6. Redirecting Output to Files

Using the file argument with print() or view(), we can write outputs to a file, be it html, Rmd, md, or just plain text (txt). The file extension is used to determine the type of content to write out.

view(iris_stats_by_species, file = "~/iris_stats_by_species.html")
view(iris_stats_by_species, file = "~/iris_stats_by_species.md")

A Note About PDF documents

There is no direct way to create a PDF file with summarytools. One option is to generate an html file and convert it to PDF using Pandoc or WK<html>TOpdf (the latter gives better results than Pandoc with dfSummary() output). Another option is to create an Rmd document using PDF as the output format, but with a caveat: displaying graphs with dfSummary() will cause vertical misalignment (we hope to resolve this issue in a future version).

6.1 Appending Output Files

The append argument allows adding content to existing files generated by summarytools. This is useful if we wish to include several statistical tables in a single file. It is a quick alternative to creating an Rmd document.

7. Global options

The following options can be set with st_options():

7.1 General Options

Option name	Default	Note
style ⁽¹⁾	“simple”	Set to “rmarkdown” in .Rmd documents
plain.ascii	TRUE	Set to FALSE in .Rmd documents
round.digits	2	Number of decimals to show
headings	TRUE	Formerly “omit.headings”
footnote	“default”	Customize or set to NA to omit
display.labels	TRUE	Show variable / data frame labels in headings
bootstrap.css ⁽²⁾	TRUE	Include Bootstrap 4 CSS in html output files
custom.css	NA	Path to your own CSS file
escape.pipe	FALSE	Useful for some Pandoc conversions
char.split ⁽³⁾	12	Threshold for line-wrapping in column headings
subtitle.emphasis	TRUE	Controls headings formatting
lang	“en”	Language (always 2-letter, lowercase)

Applies to freq(), ctable() and descr(); dfSummary() has its own style option (see section 7.2)
Set to FALSE in Shiny apps
Affects only html outputs for descr() and ctable()

7.2 Function-Specific Options

Option name	Default	Note
freq.cumul	TRUE	Display cumulative proportions in freq()
freq.totals	TRUE	Display totals row in freq()
freq.report.nas	TRUE	Display row and “valid” columns
freq.ignore.threshold ⁽¹⁾	25	Used to determine which vars to ignore
freq.silent	FALSE	Hide console messages
ctable.prop	“r”	Display row proportions by default
ctable.totals	TRUE	Show marginal totals
descr.stats	“all”	“fivenum”, “common” or vector of stats
descr.transpose	FALSE	Display stats in columns instead of rows
descr.silent	FALSE	Hide console messages
dfSummary.style	“multiline”	Can be set to “grid” as an alternative
dfSummary.varnumbers	TRUE	Show variable numbers in 1st col.

| AVAILABLE RECORDS |

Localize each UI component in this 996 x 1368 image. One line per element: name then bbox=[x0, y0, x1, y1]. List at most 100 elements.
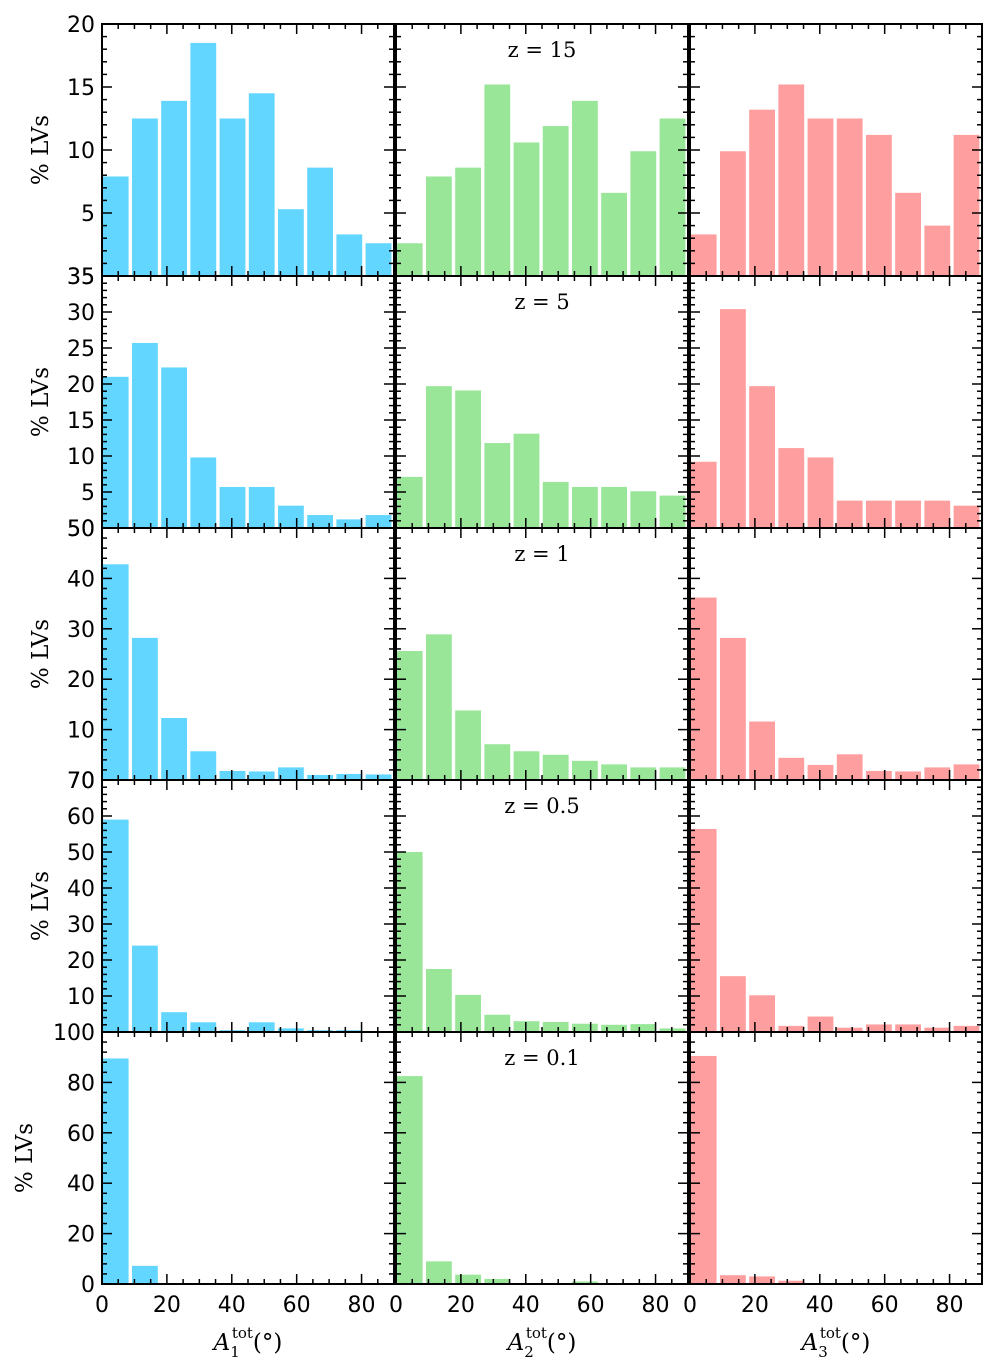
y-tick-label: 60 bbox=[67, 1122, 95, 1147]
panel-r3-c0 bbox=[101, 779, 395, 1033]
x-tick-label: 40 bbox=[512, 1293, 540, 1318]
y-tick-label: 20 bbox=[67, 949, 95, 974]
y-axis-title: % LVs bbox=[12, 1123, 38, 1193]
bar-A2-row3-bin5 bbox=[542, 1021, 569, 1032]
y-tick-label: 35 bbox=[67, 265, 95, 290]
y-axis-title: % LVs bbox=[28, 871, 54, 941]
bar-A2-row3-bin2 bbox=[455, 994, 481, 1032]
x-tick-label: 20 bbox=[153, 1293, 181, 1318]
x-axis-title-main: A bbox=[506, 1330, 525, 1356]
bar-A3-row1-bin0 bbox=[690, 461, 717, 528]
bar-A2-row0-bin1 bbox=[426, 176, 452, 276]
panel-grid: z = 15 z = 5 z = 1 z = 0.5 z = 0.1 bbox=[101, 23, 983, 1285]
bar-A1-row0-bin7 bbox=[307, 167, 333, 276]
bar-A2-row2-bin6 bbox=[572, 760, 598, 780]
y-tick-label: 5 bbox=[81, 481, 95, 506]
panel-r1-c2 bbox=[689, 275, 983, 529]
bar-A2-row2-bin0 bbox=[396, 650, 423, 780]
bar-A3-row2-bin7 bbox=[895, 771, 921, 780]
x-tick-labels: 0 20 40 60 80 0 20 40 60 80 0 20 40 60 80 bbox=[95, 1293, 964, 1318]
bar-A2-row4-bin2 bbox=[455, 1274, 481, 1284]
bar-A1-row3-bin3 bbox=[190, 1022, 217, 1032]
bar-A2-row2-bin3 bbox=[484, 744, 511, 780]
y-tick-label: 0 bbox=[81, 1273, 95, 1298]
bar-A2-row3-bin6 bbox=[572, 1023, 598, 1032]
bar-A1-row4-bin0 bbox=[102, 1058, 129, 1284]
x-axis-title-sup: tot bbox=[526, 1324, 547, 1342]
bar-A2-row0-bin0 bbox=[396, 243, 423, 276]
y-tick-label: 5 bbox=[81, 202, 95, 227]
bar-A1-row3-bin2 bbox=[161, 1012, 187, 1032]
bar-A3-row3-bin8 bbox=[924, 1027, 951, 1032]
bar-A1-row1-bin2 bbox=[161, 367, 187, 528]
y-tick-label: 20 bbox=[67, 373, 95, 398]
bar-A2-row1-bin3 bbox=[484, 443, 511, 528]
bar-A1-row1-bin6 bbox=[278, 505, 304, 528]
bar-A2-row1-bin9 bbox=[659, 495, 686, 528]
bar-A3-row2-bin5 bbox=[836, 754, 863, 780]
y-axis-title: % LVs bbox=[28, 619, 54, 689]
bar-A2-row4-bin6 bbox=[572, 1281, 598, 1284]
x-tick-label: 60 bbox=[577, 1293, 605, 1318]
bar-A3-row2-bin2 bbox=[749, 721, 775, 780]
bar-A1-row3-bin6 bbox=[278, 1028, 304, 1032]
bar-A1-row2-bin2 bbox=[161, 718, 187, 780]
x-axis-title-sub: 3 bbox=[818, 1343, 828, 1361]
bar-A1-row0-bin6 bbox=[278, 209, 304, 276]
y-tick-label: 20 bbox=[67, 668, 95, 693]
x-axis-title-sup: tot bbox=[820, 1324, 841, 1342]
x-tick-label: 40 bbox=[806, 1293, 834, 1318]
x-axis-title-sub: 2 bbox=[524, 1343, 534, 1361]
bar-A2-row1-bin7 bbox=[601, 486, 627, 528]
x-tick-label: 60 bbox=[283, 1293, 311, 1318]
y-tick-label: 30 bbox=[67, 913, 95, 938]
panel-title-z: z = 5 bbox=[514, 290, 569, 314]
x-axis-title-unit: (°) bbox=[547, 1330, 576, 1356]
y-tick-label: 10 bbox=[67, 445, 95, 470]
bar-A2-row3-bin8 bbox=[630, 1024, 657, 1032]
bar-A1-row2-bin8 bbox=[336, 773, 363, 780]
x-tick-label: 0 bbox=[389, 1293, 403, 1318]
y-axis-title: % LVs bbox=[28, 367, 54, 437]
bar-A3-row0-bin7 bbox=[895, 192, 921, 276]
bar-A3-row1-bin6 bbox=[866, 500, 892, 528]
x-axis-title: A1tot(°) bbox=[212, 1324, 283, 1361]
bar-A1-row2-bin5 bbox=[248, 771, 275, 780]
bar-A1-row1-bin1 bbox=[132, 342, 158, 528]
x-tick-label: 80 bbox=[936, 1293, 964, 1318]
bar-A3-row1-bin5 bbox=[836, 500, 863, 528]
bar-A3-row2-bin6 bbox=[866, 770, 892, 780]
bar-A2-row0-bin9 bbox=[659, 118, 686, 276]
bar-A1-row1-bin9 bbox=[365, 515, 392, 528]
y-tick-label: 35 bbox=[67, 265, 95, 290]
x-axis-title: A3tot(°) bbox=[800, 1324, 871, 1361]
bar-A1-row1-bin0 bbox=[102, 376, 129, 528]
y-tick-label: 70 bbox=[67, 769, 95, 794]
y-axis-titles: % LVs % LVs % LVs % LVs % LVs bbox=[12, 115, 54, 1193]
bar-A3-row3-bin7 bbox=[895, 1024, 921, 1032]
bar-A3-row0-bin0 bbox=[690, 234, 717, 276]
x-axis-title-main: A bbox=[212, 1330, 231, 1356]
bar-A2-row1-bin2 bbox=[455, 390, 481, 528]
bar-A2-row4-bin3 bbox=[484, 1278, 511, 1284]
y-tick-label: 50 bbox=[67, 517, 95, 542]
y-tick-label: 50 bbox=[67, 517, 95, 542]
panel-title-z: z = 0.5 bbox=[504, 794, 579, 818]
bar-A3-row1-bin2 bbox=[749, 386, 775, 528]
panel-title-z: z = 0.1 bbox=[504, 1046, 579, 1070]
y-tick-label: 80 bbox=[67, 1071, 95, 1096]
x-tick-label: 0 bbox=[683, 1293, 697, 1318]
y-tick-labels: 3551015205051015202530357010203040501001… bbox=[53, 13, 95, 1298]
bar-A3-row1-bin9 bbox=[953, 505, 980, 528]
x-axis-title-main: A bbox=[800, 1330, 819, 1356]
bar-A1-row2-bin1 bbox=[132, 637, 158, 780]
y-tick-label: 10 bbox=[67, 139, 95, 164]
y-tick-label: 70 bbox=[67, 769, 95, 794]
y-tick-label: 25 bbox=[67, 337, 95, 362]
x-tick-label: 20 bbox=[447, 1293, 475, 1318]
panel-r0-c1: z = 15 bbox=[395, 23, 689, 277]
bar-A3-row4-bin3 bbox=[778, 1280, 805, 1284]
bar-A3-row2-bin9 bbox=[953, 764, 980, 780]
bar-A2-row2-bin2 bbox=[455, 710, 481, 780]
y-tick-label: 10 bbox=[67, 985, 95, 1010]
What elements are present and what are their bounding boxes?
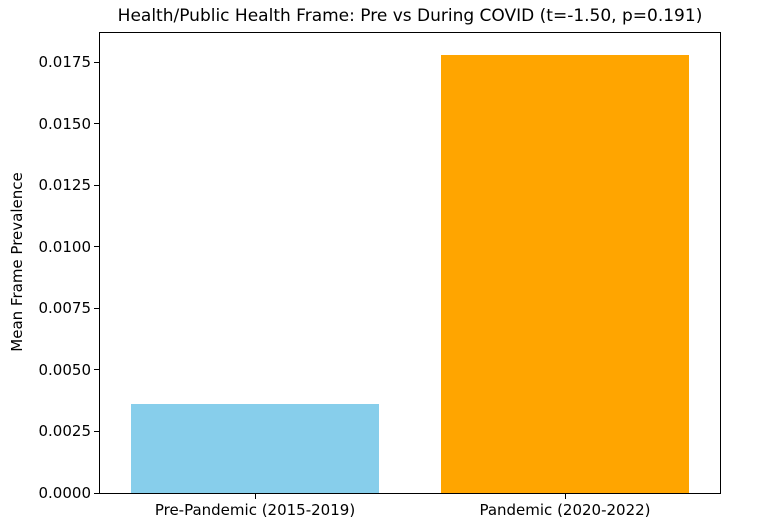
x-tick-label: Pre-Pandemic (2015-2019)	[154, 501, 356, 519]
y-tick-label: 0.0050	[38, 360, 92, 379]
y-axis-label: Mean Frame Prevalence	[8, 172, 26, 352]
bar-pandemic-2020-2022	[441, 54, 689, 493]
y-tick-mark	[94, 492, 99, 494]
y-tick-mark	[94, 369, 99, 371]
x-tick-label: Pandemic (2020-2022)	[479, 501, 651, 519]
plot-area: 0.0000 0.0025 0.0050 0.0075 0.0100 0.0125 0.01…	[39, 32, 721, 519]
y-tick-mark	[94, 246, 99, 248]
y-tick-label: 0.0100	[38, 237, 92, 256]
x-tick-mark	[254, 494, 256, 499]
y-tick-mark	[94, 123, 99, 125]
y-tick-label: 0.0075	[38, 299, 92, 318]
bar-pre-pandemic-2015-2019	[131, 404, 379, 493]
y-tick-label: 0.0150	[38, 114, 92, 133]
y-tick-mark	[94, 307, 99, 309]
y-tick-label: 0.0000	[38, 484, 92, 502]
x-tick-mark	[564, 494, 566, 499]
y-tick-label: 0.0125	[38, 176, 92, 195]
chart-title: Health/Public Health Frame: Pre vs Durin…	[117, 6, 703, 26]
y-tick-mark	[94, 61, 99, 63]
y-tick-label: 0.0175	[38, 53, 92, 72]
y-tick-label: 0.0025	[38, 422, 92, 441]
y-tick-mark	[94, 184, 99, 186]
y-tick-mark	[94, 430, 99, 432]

| REQUIRED ACTIONS |
- a) Summarize the summarytools excerpt in two sentences.
- b) Quote the lines of the listing starting at the one containing "y-tick-label: 60 bbox=[67, 1122, 95, 1147]" and ending at the one containing "x-tick-label: 20 bbox=[153, 1293, 181, 1318]".

| ANSWER LIST |
- a) The summarytools excerpt explains that the file argument of print() or view() writes output to html, Rmd, md, or plain text files, with the file extension determining the type, and that there is no direct way to create a PDF. It also covers the append argument for adding content to existing files, and it lists the general and function-specific options that can be set with st_options(), along with their defaults.

- b)
y-tick-label: 60 bbox=[67, 1122, 95, 1147]
panel-r3-c0 bbox=[101, 779, 395, 1033]
x-tick-label: 40 bbox=[512, 1293, 540, 1318]
y-tick-label: 20 bbox=[67, 949, 95, 974]
y-axis-title: % LVs bbox=[12, 1123, 38, 1193]
bar-A2-row3-bin5 bbox=[542, 1021, 569, 1032]
y-tick-label: 35 bbox=[67, 265, 95, 290]
y-axis-title: % LVs bbox=[28, 871, 54, 941]
bar-A2-row3-bin2 bbox=[455, 994, 481, 1032]
x-tick-label: 20 bbox=[153, 1293, 181, 1318]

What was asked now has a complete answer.